Stated exercise: Output every line of the material exactly, omitting images.

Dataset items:
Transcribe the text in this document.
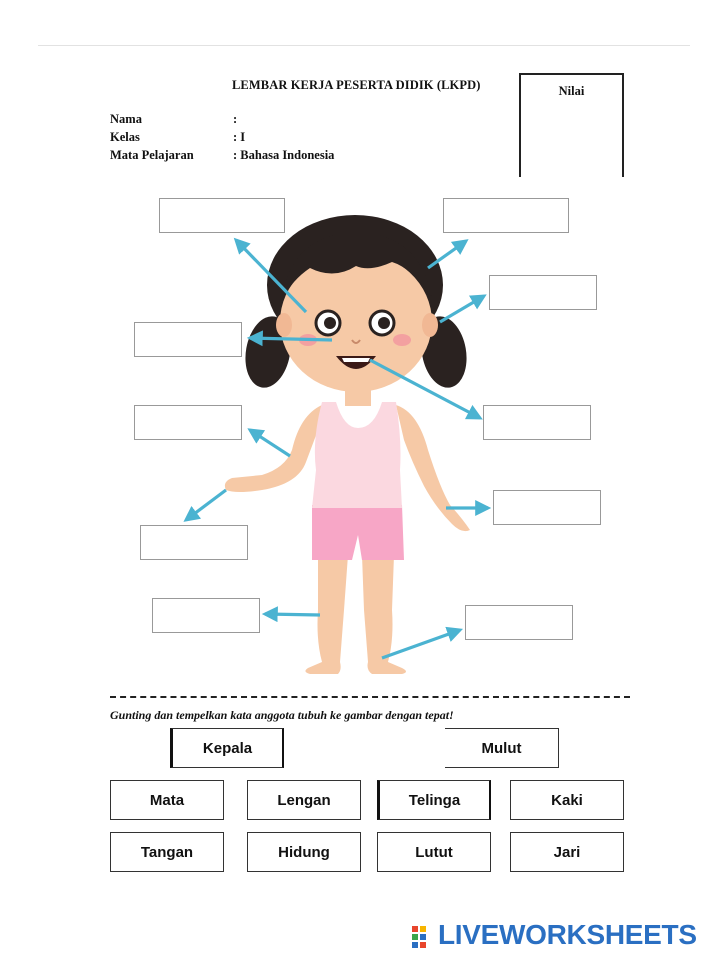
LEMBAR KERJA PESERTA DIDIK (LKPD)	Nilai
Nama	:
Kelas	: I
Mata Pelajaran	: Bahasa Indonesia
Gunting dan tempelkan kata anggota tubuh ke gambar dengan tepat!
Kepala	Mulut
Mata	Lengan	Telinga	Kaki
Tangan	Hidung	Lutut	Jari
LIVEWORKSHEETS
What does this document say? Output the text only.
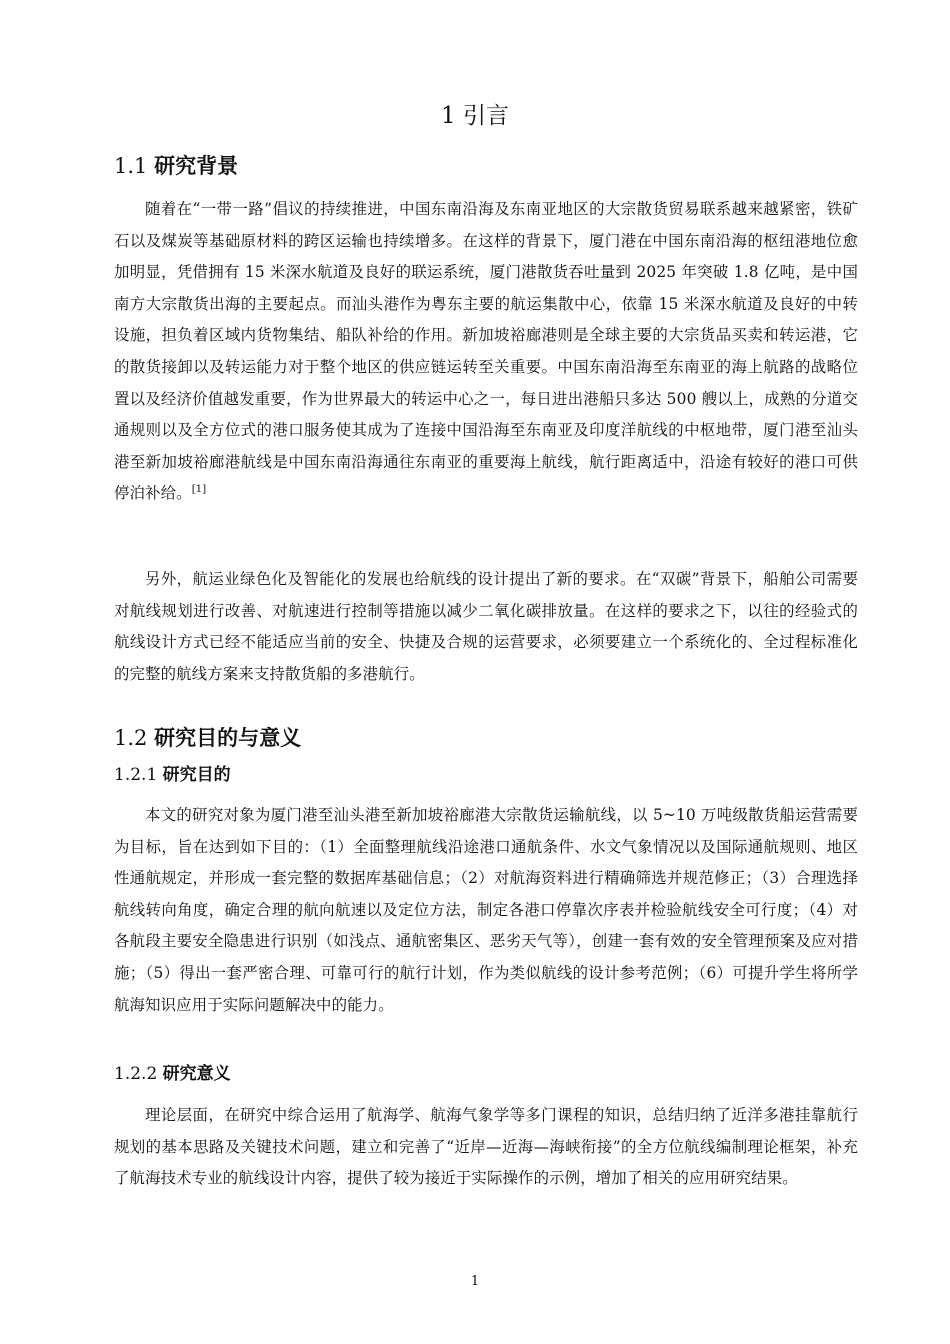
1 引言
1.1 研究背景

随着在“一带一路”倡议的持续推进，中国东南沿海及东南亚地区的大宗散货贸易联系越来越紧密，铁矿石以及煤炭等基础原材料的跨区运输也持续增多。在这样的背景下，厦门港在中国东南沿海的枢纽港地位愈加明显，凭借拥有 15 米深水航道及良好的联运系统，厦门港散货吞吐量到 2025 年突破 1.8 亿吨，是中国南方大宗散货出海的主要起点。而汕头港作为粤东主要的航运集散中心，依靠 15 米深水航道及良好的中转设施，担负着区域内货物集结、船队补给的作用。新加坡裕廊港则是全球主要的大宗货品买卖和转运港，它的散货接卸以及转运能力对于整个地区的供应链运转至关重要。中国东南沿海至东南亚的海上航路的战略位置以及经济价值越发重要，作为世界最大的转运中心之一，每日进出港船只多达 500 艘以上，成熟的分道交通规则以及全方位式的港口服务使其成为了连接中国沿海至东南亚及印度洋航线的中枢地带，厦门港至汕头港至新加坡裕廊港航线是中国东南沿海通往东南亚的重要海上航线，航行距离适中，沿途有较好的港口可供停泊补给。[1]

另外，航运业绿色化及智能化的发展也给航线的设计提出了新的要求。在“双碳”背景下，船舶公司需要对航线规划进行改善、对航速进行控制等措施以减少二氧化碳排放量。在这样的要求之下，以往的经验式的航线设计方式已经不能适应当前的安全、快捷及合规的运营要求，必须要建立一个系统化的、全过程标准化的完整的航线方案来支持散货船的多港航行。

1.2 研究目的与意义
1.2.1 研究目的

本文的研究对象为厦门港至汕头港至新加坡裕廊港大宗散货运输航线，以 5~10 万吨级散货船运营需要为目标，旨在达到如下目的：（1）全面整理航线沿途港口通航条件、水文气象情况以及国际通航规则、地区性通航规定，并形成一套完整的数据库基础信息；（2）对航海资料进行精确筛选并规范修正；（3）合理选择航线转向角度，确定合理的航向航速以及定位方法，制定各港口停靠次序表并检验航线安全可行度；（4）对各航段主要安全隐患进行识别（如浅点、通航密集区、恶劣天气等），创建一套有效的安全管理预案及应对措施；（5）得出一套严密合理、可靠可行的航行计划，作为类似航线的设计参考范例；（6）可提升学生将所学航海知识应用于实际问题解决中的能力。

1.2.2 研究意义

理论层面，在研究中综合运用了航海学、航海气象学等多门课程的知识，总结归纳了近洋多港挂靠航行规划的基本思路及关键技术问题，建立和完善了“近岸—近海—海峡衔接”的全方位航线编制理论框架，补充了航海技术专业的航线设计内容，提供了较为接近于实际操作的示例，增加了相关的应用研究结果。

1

Output for this exercise:
Transcribe the text in this document.
LEMBAR KERJA PESERTA DIDIK (LKPD)	Nilai
Nama	:
Kelas	: I
Mata Pelajaran	: Bahasa Indonesia
Gunting dan tempelkan kata anggota tubuh ke gambar dengan tepat!
Kepala	Mulut
Mata	Lengan	Telinga	Kaki
Tangan	Hidung	Lutut	Jari
LIVEWORKSHEETS
What does this document say? Output the text only.
1 引言
1.1 研究背景

随着在“一带一路”倡议的持续推进，中国东南沿海及东南亚地区的大宗散货贸易联系越来越紧密，铁矿石以及煤炭等基础原材料的跨区运输也持续增多。在这样的背景下，厦门港在中国东南沿海的枢纽港地位愈加明显，凭借拥有 15 米深水航道及良好的联运系统，厦门港散货吞吐量到 2025 年突破 1.8 亿吨，是中国南方大宗散货出海的主要起点。而汕头港作为粤东主要的航运集散中心，依靠 15 米深水航道及良好的中转设施，担负着区域内货物集结、船队补给的作用。新加坡裕廊港则是全球主要的大宗货品买卖和转运港，它的散货接卸以及转运能力对于整个地区的供应链运转至关重要。中国东南沿海至东南亚的海上航路的战略位置以及经济价值越发重要，作为世界最大的转运中心之一，每日进出港船只多达 500 艘以上，成熟的分道交通规则以及全方位式的港口服务使其成为了连接中国沿海至东南亚及印度洋航线的中枢地带，厦门港至汕头港至新加坡裕廊港航线是中国东南沿海通往东南亚的重要海上航线，航行距离适中，沿途有较好的港口可供停泊补给。[1]

另外，航运业绿色化及智能化的发展也给航线的设计提出了新的要求。在“双碳”背景下，船舶公司需要对航线规划进行改善、对航速进行控制等措施以减少二氧化碳排放量。在这样的要求之下，以往的经验式的航线设计方式已经不能适应当前的安全、快捷及合规的运营要求，必须要建立一个系统化的、全过程标准化的完整的航线方案来支持散货船的多港航行。

1.2 研究目的与意义
1.2.1 研究目的

本文的研究对象为厦门港至汕头港至新加坡裕廊港大宗散货运输航线，以 5~10 万吨级散货船运营需要为目标，旨在达到如下目的：（1）全面整理航线沿途港口通航条件、水文气象情况以及国际通航规则、地区性通航规定，并形成一套完整的数据库基础信息；（2）对航海资料进行精确筛选并规范修正；（3）合理选择航线转向角度，确定合理的航向航速以及定位方法，制定各港口停靠次序表并检验航线安全可行度；（4）对各航段主要安全隐患进行识别（如浅点、通航密集区、恶劣天气等），创建一套有效的安全管理预案及应对措施；（5）得出一套严密合理、可靠可行的航行计划，作为类似航线的设计参考范例；（6）可提升学生将所学航海知识应用于实际问题解决中的能力。

1.2.2 研究意义

理论层面，在研究中综合运用了航海学、航海气象学等多门课程的知识，总结归纳了近洋多港挂靠航行规划的基本思路及关键技术问题，建立和完善了“近岸—近海—海峡衔接”的全方位航线编制理论框架，补充了航海技术专业的航线设计内容，提供了较为接近于实际操作的示例，增加了相关的应用研究结果。

1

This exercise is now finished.